[Records from a collection]
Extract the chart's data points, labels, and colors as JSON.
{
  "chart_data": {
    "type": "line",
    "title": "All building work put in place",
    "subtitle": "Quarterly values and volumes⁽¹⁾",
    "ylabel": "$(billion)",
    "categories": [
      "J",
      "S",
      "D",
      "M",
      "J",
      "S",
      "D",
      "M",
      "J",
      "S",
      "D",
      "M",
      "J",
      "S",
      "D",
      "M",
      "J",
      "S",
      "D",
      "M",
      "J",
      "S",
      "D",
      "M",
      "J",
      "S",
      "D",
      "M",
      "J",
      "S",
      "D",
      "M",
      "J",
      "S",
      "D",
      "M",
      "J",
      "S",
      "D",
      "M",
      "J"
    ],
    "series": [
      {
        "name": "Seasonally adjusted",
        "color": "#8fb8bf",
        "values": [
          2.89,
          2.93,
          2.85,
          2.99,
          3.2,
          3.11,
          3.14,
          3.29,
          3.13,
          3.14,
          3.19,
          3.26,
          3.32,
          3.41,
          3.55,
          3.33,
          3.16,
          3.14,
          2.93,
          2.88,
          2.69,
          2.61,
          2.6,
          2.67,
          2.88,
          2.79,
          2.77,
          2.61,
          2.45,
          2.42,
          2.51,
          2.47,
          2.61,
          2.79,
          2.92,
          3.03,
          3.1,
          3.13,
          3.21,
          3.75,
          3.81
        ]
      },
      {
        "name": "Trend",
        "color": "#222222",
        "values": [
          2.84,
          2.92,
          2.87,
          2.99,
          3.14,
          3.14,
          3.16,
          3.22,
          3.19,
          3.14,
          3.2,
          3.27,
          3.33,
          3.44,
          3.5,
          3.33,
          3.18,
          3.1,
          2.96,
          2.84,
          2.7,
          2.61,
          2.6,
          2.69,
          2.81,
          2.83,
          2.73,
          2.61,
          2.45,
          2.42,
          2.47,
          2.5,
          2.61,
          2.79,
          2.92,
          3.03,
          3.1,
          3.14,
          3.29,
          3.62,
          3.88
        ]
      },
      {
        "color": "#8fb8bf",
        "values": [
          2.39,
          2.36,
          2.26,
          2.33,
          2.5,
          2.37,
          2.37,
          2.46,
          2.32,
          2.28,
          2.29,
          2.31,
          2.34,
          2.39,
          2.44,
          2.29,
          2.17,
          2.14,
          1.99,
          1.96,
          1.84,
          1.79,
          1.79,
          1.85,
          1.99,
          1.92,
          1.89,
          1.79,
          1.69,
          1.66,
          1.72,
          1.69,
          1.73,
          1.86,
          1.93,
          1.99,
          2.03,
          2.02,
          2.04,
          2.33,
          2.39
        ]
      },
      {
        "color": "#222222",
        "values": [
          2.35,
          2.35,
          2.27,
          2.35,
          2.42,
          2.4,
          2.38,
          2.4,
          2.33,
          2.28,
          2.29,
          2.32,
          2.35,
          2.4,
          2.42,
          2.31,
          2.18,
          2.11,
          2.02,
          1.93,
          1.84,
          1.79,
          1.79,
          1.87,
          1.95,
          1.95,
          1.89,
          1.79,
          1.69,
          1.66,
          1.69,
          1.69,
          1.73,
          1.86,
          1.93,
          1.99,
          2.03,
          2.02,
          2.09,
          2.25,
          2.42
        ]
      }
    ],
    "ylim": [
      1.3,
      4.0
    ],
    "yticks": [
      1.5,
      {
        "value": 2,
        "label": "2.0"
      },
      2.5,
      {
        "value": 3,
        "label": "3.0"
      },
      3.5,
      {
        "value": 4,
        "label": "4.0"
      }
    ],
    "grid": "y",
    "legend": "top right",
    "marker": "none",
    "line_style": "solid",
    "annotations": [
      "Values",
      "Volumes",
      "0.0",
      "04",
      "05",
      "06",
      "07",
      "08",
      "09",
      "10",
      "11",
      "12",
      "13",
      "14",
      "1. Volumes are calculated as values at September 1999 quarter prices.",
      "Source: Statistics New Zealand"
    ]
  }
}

## Do this
Scan the material above. Return every line containing the string "name".

## Final result
        "name": "Seasonally adjusted",
        "name": "Trend",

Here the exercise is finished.